## Selected text
##########

Professor Dr Peter Ladkin has published a paper on RVSM flaws at this URL (http://www.rvs.uni-bielefeld.de/publications/Reports/SCflawed.html).

It is entitled:
"The Pre-Implementation Safety Case for RVSM in European Airspace is Flawed"

The entry page was here (http://www.rvs.uni-bielefeld.de/)

Further significant article on European and North American RVSM is to be found here (http://www.iasa.com.au/folders/Safety_Issues/RiskManagement/introRVSM.html)

Comments invited.

So in a nutshell...

Eurocontrol assumed that, if it could prove RVSM was safe even without ACAS, it would not need to prove that it was safe with ACAS...because use of ACAS automatically makes the skies even safer.

But (says the good professor) the use of ACAS contributed directly to the German collision.

##########

## Material to process
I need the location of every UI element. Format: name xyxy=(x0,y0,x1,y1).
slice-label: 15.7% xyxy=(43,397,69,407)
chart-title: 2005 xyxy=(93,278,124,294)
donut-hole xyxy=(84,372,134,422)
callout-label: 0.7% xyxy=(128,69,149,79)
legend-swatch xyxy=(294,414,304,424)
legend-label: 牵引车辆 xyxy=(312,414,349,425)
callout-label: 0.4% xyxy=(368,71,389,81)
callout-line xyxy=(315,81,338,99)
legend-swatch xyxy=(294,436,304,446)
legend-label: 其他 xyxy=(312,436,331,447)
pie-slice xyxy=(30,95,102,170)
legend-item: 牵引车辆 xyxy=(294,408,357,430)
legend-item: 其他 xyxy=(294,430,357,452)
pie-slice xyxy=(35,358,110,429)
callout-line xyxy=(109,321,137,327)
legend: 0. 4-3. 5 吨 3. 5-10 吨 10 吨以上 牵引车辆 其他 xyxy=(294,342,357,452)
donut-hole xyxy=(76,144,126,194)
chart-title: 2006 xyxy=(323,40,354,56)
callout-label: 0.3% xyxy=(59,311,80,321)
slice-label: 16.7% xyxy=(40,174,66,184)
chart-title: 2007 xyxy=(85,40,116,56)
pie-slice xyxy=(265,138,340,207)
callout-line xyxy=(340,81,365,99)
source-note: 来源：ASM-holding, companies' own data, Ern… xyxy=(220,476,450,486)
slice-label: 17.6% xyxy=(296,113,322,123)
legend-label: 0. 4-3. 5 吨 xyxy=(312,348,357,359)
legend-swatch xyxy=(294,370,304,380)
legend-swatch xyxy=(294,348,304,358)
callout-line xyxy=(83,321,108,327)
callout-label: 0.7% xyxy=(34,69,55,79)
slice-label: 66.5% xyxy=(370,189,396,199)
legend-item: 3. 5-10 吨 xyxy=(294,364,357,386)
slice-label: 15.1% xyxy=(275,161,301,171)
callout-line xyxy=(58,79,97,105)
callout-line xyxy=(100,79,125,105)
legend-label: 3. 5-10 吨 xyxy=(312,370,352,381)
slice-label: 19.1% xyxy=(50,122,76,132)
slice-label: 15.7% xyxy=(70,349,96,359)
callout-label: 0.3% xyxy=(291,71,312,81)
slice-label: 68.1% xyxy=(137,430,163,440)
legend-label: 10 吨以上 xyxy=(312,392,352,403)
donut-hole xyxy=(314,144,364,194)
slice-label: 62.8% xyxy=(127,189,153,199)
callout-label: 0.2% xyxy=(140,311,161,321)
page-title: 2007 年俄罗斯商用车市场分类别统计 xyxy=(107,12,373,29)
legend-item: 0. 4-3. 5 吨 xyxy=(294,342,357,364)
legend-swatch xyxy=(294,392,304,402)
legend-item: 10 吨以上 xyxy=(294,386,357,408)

##########

## Work to do
[1] In the RVSM thread, what does the professor say contributed directly to the German collision?
[2] Reproduce the entries verbatim, from their first line up to and including the line with "legend-label: 牵引车辆 xyxy=(312,414,349,425)".

## Final results
[1] The use of ACAS.

[2]
I need the location of every UI element. Format: name xyxy=(x0,y0,x1,y1).
slice-label: 15.7% xyxy=(43,397,69,407)
chart-title: 2005 xyxy=(93,278,124,294)
donut-hole xyxy=(84,372,134,422)
callout-label: 0.7% xyxy=(128,69,149,79)
legend-swatch xyxy=(294,414,304,424)
legend-label: 牵引车辆 xyxy=(312,414,349,425)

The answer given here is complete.